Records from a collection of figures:

⁂

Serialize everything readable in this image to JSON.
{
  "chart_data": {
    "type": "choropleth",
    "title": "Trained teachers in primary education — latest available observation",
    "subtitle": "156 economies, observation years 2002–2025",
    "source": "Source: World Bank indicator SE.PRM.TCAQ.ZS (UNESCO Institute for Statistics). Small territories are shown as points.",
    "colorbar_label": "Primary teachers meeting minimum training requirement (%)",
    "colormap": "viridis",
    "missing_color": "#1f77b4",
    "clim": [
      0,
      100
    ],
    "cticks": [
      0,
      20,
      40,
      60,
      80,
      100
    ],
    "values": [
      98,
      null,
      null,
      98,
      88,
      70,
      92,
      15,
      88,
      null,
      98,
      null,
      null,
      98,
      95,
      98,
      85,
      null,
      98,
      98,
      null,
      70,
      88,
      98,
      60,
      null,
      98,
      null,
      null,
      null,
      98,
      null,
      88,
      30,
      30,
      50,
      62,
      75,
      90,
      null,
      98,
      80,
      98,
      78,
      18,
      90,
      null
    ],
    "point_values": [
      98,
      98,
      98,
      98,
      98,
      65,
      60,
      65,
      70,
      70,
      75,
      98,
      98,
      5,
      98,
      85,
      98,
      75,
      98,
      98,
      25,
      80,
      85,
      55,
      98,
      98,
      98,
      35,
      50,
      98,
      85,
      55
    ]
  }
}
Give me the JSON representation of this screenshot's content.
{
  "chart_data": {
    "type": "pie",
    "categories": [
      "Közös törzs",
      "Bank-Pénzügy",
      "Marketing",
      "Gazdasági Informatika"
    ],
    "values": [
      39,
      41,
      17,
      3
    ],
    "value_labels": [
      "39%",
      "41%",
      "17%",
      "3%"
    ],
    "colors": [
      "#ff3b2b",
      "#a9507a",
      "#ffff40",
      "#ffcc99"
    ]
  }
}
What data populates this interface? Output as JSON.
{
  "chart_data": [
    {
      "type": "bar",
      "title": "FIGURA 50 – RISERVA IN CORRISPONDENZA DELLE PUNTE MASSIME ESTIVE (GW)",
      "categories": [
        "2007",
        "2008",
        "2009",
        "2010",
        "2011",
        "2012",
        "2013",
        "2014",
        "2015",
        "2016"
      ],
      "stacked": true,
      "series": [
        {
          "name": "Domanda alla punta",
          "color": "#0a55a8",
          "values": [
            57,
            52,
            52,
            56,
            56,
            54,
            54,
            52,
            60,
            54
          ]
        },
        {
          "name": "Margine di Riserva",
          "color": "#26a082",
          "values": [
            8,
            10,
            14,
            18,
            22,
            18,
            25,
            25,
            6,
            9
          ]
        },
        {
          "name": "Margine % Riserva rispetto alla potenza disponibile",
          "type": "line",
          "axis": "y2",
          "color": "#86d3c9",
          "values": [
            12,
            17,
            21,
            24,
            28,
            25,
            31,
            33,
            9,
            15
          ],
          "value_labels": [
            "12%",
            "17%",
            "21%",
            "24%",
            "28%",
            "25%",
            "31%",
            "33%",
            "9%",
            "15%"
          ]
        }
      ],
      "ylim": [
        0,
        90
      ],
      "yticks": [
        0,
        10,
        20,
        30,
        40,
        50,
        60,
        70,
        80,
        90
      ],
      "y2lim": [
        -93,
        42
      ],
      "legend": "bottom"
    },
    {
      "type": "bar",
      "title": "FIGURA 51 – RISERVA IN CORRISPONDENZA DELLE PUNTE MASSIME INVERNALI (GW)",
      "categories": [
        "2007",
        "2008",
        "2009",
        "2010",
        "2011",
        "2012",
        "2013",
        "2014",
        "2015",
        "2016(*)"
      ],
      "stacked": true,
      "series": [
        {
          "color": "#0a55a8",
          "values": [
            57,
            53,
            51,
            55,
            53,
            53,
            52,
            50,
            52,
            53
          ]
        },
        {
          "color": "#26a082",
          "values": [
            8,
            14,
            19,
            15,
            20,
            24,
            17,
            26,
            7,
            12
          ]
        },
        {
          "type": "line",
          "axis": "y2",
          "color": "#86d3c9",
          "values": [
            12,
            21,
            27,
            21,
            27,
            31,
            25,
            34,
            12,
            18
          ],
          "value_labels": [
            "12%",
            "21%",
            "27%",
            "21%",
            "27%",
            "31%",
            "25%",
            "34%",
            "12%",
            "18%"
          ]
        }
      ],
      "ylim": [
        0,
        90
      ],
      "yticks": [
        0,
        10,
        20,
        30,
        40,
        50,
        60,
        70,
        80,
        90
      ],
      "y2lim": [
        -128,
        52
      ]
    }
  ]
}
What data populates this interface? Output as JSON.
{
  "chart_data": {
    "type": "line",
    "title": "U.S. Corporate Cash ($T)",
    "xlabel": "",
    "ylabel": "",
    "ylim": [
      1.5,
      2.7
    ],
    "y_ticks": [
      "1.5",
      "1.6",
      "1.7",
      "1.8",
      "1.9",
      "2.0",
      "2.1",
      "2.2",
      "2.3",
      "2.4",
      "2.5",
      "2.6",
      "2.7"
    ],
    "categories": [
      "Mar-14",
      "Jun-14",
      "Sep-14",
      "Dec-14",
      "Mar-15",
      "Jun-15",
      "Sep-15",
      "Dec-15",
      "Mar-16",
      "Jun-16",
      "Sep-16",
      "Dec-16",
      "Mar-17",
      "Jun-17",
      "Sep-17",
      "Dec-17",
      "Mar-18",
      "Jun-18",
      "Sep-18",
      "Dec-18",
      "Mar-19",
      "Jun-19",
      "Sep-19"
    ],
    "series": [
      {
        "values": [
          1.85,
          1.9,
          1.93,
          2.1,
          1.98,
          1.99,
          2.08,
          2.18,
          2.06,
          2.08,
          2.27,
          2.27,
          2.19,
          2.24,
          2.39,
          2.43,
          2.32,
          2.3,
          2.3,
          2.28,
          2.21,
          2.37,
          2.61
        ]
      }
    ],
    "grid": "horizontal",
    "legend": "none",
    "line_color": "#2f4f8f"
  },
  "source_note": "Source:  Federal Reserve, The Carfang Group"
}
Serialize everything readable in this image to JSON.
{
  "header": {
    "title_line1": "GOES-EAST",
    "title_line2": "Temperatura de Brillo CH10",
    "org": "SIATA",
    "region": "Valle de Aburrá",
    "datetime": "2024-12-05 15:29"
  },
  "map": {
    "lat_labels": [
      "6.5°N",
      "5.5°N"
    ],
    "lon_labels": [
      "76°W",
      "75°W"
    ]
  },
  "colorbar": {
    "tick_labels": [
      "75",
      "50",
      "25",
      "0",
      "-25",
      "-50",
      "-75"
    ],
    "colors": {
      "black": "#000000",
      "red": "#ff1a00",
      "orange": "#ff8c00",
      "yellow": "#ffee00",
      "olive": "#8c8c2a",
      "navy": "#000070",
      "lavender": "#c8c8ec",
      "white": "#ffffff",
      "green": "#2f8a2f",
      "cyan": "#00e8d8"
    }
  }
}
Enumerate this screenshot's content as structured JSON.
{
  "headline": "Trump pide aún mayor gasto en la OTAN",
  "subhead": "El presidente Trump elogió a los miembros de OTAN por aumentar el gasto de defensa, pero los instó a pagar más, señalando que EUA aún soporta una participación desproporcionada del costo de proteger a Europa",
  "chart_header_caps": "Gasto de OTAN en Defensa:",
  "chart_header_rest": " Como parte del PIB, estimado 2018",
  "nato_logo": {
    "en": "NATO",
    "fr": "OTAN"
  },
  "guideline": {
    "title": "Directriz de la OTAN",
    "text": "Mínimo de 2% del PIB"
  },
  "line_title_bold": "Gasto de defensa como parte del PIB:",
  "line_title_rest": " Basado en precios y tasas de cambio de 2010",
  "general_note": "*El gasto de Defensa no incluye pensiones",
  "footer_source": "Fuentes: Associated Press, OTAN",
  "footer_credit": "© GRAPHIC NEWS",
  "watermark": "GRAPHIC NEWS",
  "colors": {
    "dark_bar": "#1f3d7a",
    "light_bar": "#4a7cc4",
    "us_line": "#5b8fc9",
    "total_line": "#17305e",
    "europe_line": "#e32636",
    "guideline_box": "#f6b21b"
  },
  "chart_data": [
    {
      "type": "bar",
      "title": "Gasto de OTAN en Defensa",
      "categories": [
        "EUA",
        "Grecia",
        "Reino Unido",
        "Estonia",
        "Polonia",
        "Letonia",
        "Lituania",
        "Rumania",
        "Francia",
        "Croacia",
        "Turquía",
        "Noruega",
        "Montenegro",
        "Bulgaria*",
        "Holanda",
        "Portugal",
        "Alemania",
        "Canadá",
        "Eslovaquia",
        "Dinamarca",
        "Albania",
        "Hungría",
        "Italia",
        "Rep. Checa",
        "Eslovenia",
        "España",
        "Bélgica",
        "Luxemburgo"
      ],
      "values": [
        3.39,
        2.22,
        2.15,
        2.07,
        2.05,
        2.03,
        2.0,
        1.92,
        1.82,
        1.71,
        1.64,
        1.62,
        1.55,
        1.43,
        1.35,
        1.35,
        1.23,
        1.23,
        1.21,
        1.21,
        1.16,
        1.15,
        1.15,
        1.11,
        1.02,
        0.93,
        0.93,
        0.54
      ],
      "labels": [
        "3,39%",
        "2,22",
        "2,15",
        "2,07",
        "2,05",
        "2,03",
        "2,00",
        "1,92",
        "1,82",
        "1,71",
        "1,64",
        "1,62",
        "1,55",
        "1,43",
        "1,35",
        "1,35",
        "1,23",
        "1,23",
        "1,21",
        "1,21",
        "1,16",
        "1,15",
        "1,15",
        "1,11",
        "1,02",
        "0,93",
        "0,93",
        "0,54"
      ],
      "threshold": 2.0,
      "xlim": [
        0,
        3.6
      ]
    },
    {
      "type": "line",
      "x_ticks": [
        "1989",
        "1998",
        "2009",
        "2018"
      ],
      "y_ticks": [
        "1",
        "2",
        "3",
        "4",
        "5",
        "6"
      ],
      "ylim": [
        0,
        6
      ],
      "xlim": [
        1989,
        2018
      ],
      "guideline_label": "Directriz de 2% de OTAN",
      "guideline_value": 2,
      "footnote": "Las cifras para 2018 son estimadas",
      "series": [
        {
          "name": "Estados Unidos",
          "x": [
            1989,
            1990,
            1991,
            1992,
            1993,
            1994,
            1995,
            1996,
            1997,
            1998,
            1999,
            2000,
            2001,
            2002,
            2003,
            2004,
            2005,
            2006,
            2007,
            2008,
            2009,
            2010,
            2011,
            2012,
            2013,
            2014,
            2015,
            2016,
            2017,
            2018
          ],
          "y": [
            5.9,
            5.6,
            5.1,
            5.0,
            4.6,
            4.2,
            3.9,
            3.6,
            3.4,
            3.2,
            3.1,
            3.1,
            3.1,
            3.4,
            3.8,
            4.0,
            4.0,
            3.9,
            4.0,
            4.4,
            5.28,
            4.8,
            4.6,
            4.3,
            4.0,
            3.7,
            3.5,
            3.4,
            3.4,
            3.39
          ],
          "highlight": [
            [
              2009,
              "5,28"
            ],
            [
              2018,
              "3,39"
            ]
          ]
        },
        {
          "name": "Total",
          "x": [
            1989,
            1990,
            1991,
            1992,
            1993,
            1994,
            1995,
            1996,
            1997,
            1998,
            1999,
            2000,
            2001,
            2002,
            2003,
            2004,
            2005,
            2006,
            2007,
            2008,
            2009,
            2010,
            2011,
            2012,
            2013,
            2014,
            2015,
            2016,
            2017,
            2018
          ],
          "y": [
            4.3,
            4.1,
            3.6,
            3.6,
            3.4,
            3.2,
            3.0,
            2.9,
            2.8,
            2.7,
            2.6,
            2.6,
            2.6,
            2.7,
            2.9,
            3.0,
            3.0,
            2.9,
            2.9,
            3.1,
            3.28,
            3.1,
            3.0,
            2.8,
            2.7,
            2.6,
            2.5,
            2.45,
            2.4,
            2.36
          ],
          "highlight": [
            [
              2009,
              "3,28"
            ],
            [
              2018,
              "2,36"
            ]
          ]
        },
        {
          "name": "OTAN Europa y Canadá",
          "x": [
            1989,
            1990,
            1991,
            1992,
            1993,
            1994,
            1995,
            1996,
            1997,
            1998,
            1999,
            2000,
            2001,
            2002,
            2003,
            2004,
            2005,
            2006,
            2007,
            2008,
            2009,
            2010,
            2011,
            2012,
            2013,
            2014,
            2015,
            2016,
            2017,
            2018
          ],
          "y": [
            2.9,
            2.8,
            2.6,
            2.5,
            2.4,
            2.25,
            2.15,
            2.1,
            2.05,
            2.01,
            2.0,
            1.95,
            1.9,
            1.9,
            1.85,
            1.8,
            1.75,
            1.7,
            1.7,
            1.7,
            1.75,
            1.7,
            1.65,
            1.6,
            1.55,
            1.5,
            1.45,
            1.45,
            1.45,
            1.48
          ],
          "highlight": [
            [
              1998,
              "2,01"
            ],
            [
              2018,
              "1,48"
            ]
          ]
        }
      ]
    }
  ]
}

⁂

Exercise details:
Note how many lines in the listing above hold the string "screenshot", then give only that figure.

Result of this exercise:
2